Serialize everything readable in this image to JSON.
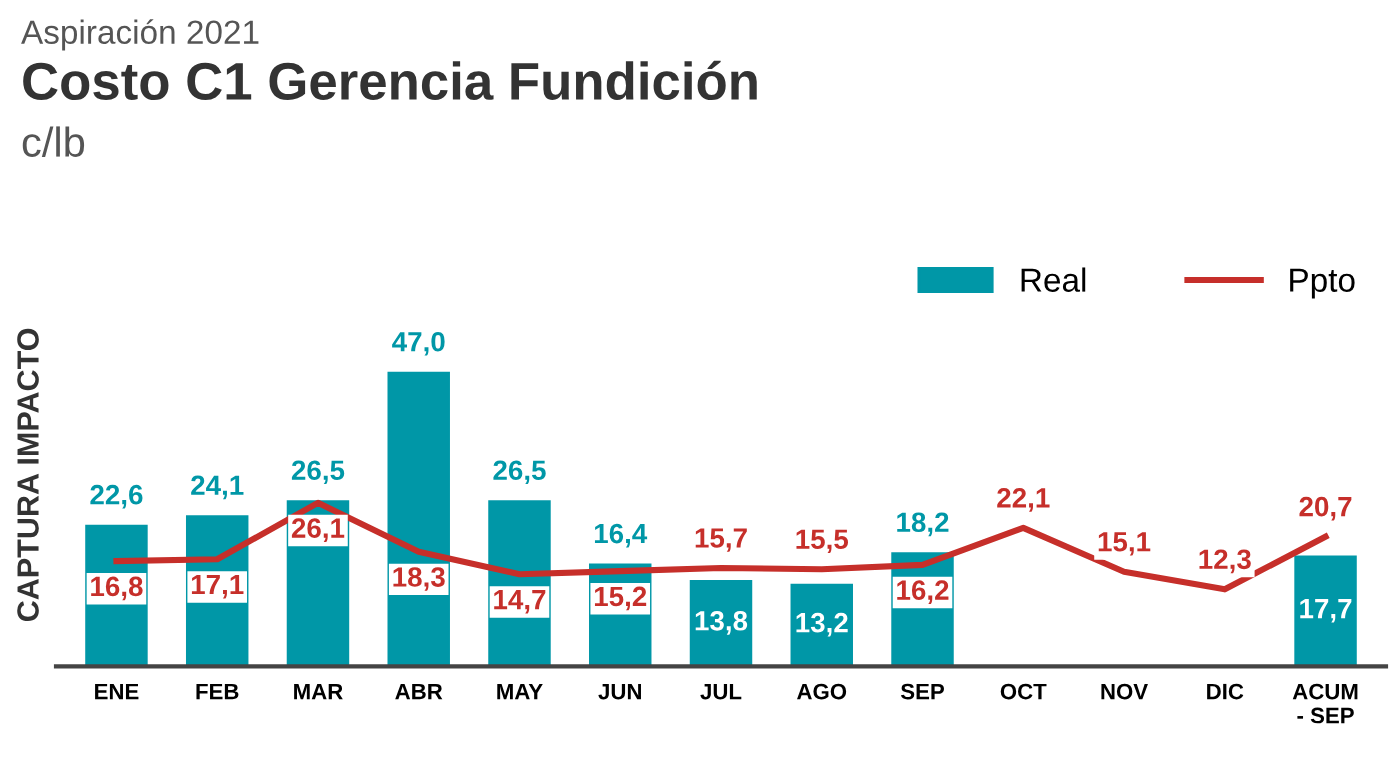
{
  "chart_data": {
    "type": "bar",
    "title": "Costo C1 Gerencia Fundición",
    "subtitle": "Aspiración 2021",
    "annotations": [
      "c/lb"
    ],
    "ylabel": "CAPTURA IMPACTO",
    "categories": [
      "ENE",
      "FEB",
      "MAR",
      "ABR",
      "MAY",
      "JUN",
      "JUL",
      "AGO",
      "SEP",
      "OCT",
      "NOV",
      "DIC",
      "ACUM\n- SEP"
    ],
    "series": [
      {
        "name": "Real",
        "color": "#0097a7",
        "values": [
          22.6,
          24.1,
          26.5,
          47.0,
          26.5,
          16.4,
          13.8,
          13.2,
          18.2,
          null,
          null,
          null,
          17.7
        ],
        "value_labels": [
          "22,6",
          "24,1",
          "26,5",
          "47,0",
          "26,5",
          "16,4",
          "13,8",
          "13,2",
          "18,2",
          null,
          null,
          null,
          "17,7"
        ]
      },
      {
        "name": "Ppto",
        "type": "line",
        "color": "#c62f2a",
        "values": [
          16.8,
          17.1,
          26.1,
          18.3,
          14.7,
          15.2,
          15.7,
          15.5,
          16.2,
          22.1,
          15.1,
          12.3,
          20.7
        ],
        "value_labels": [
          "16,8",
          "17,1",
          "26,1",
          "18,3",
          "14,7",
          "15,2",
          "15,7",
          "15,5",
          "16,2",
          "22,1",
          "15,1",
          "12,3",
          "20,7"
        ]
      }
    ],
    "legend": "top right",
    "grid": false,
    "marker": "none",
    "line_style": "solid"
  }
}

--

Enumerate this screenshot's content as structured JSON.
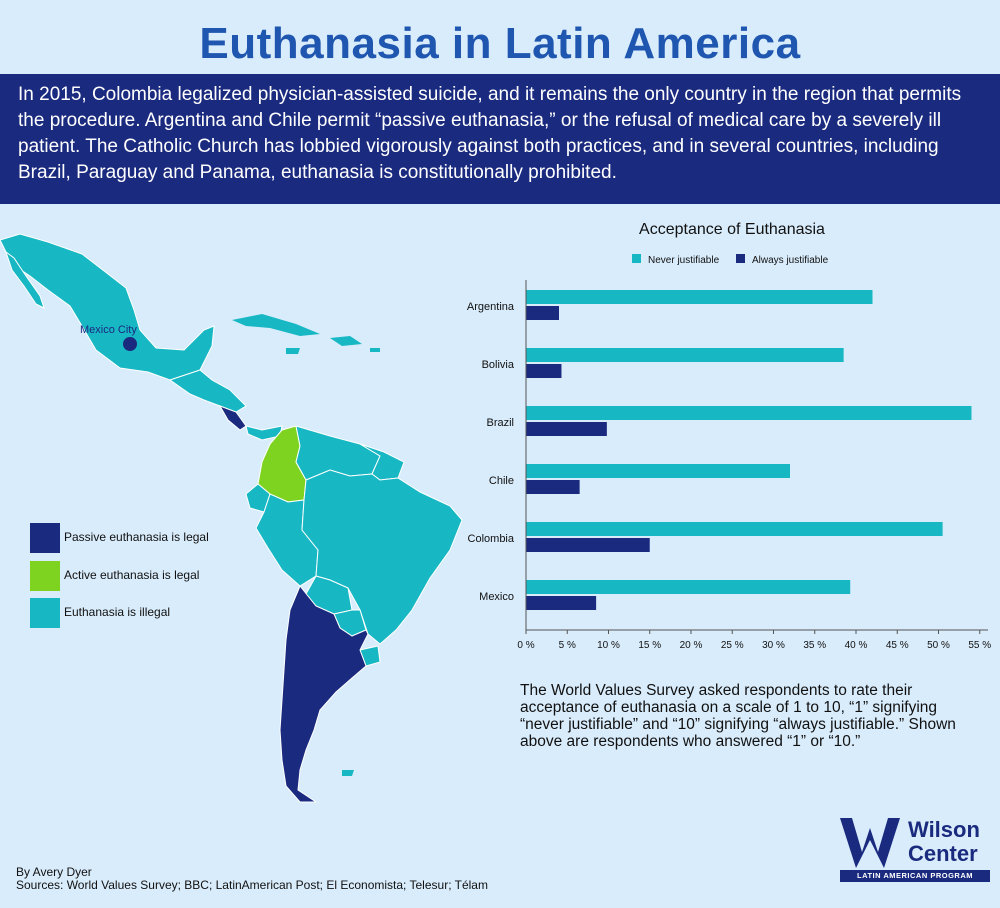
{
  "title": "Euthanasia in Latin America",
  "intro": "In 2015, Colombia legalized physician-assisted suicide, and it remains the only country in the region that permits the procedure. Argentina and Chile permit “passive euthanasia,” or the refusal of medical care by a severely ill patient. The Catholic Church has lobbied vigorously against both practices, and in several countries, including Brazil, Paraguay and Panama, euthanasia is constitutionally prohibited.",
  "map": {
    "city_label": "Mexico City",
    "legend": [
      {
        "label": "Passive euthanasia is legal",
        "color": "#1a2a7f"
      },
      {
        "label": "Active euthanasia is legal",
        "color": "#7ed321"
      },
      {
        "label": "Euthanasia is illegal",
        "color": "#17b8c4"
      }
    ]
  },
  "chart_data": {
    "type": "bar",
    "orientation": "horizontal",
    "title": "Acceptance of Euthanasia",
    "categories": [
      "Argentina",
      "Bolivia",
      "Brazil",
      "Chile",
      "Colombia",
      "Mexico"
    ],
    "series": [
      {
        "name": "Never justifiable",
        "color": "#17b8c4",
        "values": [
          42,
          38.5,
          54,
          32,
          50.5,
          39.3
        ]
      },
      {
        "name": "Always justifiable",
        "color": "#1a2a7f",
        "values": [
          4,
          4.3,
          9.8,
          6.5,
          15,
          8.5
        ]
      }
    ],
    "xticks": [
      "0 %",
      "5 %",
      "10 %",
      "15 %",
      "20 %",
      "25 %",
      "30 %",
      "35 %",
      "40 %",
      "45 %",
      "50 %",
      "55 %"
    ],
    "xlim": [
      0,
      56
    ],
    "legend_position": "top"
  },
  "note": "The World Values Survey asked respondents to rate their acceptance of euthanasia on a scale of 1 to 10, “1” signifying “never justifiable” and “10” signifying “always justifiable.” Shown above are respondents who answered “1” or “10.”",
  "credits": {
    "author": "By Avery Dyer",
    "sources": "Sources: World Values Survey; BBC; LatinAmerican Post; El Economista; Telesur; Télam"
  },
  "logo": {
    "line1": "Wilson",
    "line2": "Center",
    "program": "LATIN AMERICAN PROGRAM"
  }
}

→ Problem to solve
Gather all lines where the word "Chile" appears.

→ Solution
  "intro": "In 2015, Colombia legalized physician-assisted suicide, and it remains the only country in the region that permits the procedure. Argentina and Chile permit “passive euthanasia,” or the refusal of medical care by a severely ill patient. The Catholic Church has lobbied vigorously against both practices, and in several countries, including Brazil, Paraguay and Panama, euthanasia is constitutionally prohibited.",
      "Chile",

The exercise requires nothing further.